→ **Seitenauszug**

· · · · ·

119 Ib 33
4. Urteil der II. öffentlichrechtlichen Abteilung vom 12. März 1993 i.S. X. gegen Eidgenössisches Justiz- und Polizeidepartement (Verwaltungsgerichtsbeschwerde)
Regeste (de):
- Art. 12f und Art. 17 Abs. 2 und 3 des Asylgesetzes sowie Art. 13 lit. f, 52 lit. a und 53 Abs. 2 lit. b der Begrenzungsverordnung (SR 823.21); Ausnahme von der zahlenmässigen Begrenzung bei einem Ausländer, der vor mehr als vier Jahren ein Asylgesuch eingereicht hat.
- 1. Beschränkung der Verwaltungsgerichtsbeschwerde auf die Unterstellungsfrage (E. 1).
- 2. Materiell sind die Bundesbehörden an das Gesuch eines Kantons, einem Asylbewerber in Anwendung von Art. 17 Abs. 2 des Asylgesetzes eine humanitäre Bewilligung zu erteilen, nicht gebunden. Auch der Umstand, dass das Asylgesuch vor mehr als vier Jahren eingereicht worden ist, vermittelt nicht einen Anspruch auf eine solche Bewilligung (E. 2 und 3a).
- 3. Begriff des schwerwiegenden persönlichen Härtefalles (Bestätigung der Rechtsprechung; E. 3b-d und 4).

· · · · ·

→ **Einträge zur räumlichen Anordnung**
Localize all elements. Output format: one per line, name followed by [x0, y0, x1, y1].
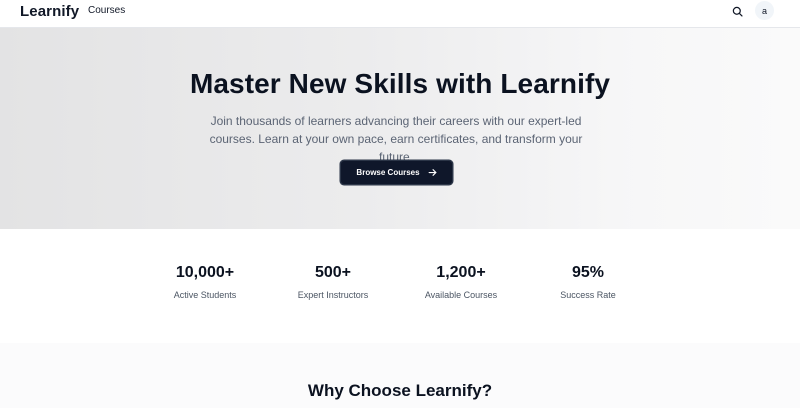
user-avatar[interactable]: a	[755, 1, 774, 20]
stat-success-rate: 95% Success Rate	[518, 263, 658, 300]
nav-link-courses[interactable]: Courses	[88, 5, 125, 16]
stat-value: 1,200+	[436, 264, 486, 281]
browse-courses-button[interactable]: Browse Courses	[341, 161, 452, 184]
stat-label: Expert Instructors	[297, 290, 369, 300]
arrow-right-icon	[428, 168, 437, 177]
hero-subtitle-line-1: Join thousands of learners advancing the…	[210, 114, 582, 128]
hero-title: Master New Skills with Learnify	[189, 68, 611, 99]
stat-expert-instructors: 500+ Expert Instructors	[263, 263, 403, 300]
stat-value: 500+	[314, 264, 352, 281]
stat-available-courses: 1,200+ Available Courses	[391, 263, 531, 300]
search-button[interactable]	[729, 3, 745, 19]
brand-logo[interactable]: Learnify	[20, 3, 79, 20]
stat-active-students: 10,000+ Active Students	[135, 263, 275, 300]
top-navbar: Learnify Courses a	[0, 0, 800, 28]
stat-label: Active Students	[173, 290, 237, 300]
search-icon	[732, 6, 743, 17]
browse-courses-label: Browse Courses	[356, 168, 420, 177]
stat-value: 95%	[571, 264, 605, 281]
hero-subtitle: Join thousands of learners advancing the…	[196, 112, 596, 166]
why-choose-title: Why Choose Learnify?	[307, 381, 493, 400]
stat-label: Success Rate	[560, 290, 616, 300]
stats-section: 10,000+ Active Students 500+ Expert Inst…	[0, 229, 800, 343]
stat-value: 10,000+	[175, 264, 235, 281]
hero-section: Master New Skills with Learnify Join tho…	[0, 28, 800, 229]
why-choose-section: Why Choose Learnify?	[0, 343, 800, 408]
stat-label: Available Courses	[424, 290, 498, 300]
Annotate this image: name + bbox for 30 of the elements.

· · · · ·

→ **Zielsetzung**
Welche Abteilung hat laut Seitenauszug das Urteil gefällt?

→ **Übungsergebnis**
Die II. öffentlichrechtliche Abteilung.